→ **WHAT IS REQUIRED**:
Find the string "Noodles" and gather every line that holds it.

→ **RECORDS SHOWN**:

** Begin **

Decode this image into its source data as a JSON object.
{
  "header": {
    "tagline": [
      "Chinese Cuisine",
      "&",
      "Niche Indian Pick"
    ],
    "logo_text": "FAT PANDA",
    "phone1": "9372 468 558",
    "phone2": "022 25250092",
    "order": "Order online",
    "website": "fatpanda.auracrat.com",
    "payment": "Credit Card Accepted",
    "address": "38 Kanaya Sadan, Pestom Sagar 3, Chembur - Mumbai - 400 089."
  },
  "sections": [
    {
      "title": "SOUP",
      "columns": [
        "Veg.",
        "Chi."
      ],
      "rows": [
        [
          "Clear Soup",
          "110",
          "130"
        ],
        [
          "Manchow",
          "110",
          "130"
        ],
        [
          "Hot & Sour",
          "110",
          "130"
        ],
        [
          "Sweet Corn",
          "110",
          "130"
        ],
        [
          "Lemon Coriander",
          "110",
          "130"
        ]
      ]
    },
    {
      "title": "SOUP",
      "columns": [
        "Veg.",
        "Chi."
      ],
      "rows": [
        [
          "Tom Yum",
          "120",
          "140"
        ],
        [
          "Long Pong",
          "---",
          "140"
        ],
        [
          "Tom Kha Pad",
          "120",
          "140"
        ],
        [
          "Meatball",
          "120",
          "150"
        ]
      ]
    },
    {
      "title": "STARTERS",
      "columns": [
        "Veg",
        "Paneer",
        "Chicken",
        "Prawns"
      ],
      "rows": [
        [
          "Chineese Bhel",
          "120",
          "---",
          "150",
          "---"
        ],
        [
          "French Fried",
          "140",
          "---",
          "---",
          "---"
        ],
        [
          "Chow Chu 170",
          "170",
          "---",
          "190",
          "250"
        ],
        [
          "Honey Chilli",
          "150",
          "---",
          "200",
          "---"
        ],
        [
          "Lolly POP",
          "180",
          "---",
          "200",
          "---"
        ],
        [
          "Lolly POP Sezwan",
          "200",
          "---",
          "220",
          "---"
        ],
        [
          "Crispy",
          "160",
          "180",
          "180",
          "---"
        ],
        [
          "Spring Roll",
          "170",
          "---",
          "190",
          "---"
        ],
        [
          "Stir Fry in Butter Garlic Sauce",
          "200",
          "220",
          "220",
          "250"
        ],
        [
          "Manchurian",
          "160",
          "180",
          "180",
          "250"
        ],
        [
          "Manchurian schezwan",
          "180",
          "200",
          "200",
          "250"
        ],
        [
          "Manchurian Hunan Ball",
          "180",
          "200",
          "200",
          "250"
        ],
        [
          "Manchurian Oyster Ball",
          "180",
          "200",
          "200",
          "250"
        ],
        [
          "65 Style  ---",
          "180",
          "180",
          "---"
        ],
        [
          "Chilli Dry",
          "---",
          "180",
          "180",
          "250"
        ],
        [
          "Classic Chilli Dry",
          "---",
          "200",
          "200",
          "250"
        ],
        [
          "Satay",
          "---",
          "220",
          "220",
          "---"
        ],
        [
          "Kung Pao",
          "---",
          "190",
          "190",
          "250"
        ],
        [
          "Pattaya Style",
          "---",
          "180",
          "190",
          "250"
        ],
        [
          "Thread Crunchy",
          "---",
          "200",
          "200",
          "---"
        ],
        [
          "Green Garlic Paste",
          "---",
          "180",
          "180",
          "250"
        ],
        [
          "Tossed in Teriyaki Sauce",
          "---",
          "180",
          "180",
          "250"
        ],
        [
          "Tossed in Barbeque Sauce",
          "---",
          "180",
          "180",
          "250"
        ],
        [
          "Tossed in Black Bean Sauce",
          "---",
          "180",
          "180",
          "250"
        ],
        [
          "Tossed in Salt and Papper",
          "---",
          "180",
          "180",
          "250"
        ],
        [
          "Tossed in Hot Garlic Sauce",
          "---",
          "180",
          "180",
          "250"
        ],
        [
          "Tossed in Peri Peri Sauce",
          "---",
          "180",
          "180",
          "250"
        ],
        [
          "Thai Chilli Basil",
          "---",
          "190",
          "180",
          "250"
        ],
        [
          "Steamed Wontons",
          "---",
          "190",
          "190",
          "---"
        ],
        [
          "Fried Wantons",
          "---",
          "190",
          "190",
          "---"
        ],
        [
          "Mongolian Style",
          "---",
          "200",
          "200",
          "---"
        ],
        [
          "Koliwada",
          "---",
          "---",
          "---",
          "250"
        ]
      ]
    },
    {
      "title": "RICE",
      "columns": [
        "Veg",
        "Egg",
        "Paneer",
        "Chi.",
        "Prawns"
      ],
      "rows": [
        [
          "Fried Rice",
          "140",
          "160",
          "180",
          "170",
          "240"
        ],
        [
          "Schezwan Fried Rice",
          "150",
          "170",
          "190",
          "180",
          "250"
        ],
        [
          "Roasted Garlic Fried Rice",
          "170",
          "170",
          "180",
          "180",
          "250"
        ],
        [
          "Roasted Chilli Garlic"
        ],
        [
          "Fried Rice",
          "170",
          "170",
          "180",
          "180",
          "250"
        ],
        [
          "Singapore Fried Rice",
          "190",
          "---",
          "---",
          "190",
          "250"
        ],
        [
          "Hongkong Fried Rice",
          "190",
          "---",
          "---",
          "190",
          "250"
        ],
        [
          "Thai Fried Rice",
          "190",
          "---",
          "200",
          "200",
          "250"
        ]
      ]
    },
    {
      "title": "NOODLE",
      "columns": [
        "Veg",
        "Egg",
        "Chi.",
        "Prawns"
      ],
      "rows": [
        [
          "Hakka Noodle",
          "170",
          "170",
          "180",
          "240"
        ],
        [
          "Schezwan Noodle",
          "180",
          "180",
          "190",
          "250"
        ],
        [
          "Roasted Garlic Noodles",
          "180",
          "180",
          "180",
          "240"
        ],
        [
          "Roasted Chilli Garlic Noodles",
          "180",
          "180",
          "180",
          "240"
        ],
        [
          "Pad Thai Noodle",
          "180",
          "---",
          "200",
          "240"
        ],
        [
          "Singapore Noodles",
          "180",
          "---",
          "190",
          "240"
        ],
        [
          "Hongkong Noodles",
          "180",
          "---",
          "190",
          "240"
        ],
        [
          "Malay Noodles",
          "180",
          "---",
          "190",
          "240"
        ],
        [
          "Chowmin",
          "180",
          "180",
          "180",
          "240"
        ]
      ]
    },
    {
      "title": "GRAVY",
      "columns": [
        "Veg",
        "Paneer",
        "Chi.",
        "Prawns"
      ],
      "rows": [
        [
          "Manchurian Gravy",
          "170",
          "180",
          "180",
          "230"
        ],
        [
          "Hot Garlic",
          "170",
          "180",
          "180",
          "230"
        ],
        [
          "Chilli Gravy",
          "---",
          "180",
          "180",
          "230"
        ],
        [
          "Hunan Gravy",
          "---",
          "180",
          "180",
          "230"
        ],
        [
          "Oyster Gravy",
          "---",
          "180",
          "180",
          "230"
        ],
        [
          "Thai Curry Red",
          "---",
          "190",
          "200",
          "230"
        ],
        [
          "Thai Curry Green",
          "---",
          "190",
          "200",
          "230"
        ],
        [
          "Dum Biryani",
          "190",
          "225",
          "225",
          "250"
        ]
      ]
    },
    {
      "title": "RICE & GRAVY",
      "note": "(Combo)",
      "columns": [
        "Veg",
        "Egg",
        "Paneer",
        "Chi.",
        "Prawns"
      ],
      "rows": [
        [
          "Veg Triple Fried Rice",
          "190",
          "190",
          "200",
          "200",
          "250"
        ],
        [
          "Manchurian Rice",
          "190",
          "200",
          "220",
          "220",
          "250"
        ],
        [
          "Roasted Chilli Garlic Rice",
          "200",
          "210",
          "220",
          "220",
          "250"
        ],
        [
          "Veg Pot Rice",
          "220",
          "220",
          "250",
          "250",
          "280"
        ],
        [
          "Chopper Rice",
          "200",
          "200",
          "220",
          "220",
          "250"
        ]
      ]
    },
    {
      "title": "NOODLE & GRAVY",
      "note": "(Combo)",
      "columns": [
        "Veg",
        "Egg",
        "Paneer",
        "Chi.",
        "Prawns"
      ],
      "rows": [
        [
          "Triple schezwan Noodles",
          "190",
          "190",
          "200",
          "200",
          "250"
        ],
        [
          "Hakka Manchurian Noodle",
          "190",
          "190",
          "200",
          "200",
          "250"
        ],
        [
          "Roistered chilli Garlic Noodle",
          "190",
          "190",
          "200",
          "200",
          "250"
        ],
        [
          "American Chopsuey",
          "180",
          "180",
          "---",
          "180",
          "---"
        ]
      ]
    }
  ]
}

** End **

→ **RESULT BELOW**:
          "Roasted Garlic Noodles",
          "Roasted Chilli Garlic Noodles",
          "Singapore Noodles",
          "Hongkong Noodles",
          "Malay Noodles",
          "Triple schezwan Noodles",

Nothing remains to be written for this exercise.